# WHAT YOU WILL DO
Reproduce, unchanged, the portion of the passage about Jodorowsky's unmade Dune that begins at the words "Scouring the world" and stops after the words "the filmmaker's vision.".

Jodorowsky's not exactly sure why he chose Dune since he, and most everyone who became involved in the project, had not read Herbert's seminal novel. But after Stanley Kubrick's 2001, and before George Lucas's Star Wars, Jodorowsky planned (or rather dreamt) of making a film that would expand the audience's mind; producing the effect of an LSD trip sans acid.
Scouring the world for his creative team of "spiritual warriors", Jodorowsky convinced artists and designers like Moebius, Dan O'Bannon, Chris Foss and H.R. Giger to pack up and move to Paris to work on his dream project. He also courted some impressive and diverse names for his cast: David Carradine, Mick Jagger, Salvador Dali, and Orson Welles; the director going to great lengths to secure the latter two.
Most of this is recounted by Jodorowsky himself who, at age 85, is as energetic and enthusiastic as a man more than half his age. There are also talking head interviews with those involved, including Seydoux, Foss and Giger, and glimpses of the storyboards and animation -- beautiful, brilliant, bizarre -- which were the blueprint for the filmmaker's vision.
After a couple of years and with everything ready to go, Jodorowsky and Seydoux took their project to Hollywood; shopping the project -- in a bound book of sketches and panels, from first frame to last -- to every studio. And although met with positive responses, each studio baulked at greenlighting Dune. There is some contention as to whether this was because the budget for such an ambitious film would be too high (by 1970s standards), or that studio heads felt Jodorowsky was too much of a risk. But that's where that film, if not the dream, died.
Dune was eventually made in 1984. Directed by David Lynch and featuring a cast that didn't boast any of Jodorowsky's eclectic choices, it was made on a budget of $40 million and grossed $30m in the States. The film wasn't a huge success -- but has gained cult status in the intervening decades -- and Jodorowsky expresses his delight in witnessing just how terrible the film is.

# GIVEN ENTRIES
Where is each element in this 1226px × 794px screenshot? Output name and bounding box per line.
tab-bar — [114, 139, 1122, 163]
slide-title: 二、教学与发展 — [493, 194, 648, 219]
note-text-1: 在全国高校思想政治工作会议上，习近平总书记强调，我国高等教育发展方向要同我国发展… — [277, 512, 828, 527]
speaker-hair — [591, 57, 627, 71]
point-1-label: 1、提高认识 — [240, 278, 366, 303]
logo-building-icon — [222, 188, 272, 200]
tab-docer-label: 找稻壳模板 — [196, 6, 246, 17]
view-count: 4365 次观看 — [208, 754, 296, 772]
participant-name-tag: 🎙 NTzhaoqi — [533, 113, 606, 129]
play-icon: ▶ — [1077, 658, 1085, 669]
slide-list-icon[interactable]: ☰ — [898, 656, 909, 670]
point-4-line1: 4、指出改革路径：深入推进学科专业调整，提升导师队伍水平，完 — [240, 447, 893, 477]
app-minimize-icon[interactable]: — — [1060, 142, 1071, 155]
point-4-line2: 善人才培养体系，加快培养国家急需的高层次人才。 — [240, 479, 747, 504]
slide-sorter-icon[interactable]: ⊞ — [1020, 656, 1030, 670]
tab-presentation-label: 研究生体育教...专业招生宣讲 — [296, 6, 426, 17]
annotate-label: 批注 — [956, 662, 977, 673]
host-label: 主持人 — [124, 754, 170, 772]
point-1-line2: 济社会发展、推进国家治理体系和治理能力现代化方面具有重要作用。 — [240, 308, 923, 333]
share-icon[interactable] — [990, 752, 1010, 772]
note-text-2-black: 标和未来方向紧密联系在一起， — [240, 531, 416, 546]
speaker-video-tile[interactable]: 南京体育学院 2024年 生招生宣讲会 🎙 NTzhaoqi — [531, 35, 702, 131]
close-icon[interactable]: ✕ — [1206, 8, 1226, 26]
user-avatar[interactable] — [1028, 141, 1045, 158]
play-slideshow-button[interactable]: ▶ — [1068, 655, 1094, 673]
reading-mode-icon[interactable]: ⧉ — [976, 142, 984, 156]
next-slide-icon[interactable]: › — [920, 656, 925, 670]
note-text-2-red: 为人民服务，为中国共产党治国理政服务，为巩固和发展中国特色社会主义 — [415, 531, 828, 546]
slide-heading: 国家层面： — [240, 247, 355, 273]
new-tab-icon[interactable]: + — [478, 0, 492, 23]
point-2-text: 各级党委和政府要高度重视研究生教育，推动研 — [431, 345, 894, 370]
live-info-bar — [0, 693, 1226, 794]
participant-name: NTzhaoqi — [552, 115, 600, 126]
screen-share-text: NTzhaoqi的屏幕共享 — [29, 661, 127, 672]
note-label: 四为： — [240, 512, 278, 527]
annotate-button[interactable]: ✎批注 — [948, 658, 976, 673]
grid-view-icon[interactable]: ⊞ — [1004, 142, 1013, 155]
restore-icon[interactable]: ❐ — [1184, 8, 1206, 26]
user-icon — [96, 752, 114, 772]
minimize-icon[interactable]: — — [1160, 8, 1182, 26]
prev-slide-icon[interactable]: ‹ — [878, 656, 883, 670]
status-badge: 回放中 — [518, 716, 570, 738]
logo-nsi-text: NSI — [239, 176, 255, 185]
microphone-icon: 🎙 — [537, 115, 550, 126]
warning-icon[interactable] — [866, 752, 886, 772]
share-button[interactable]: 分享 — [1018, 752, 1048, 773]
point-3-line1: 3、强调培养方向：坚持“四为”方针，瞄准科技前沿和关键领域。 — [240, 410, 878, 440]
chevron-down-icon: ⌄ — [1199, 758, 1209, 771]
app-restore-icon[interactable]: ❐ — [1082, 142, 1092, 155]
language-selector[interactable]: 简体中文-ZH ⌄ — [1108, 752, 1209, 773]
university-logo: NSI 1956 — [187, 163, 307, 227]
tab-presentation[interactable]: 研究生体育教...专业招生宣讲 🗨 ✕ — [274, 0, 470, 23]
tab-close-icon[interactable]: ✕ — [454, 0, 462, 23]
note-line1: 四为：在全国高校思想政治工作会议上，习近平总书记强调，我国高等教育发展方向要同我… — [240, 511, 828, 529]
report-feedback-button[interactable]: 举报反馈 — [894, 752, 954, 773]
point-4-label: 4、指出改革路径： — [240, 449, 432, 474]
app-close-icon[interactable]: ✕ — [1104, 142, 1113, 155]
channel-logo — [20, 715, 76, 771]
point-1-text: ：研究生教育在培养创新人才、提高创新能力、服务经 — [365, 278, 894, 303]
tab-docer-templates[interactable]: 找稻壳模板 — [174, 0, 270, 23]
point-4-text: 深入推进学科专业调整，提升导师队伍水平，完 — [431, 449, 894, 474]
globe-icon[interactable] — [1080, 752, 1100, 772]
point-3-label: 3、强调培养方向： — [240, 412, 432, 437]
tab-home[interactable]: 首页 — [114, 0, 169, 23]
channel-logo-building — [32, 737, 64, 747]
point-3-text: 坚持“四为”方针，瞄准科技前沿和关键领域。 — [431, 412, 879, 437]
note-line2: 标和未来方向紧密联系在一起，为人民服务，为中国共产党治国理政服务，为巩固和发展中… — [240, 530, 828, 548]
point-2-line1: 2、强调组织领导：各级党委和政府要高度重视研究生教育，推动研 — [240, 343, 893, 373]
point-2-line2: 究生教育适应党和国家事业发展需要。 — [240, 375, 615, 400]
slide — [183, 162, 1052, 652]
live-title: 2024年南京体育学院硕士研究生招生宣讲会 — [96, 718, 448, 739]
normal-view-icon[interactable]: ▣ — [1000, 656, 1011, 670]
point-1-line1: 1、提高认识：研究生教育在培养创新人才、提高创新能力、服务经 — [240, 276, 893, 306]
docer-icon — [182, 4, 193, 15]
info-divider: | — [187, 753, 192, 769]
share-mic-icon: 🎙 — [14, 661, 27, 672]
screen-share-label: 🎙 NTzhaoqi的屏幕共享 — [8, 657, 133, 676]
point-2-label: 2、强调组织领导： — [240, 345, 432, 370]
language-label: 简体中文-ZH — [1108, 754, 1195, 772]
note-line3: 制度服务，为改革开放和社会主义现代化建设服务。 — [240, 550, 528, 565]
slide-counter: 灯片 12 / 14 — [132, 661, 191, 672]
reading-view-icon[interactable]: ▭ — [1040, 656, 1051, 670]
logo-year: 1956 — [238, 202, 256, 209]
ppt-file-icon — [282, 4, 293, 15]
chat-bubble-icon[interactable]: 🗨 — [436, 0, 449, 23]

# RIGHT ANSWER
Scouring the world for his creative team of "spiritual warriors", Jodorowsky convinced artists and designers like Moebius, Dan O'Bannon, Chris Foss and H.R. Giger to pack up and move to Paris to work on his dream project. He also courted some impressive and diverse names for his cast: David Carradine, Mick Jagger, Salvador Dali, and Orson Welles; the director going to great lengths to secure the latter two.
Most of this is recounted by Jodorowsky himself who, at age 85, is as energetic and enthusiastic as a man more than half his age. There are also talking head interviews with those involved, including Seydoux, Foss and Giger, and glimpses of the storyboards and animation -- beautiful, brilliant, bizarre -- which were the blueprint for the filmmaker's vision.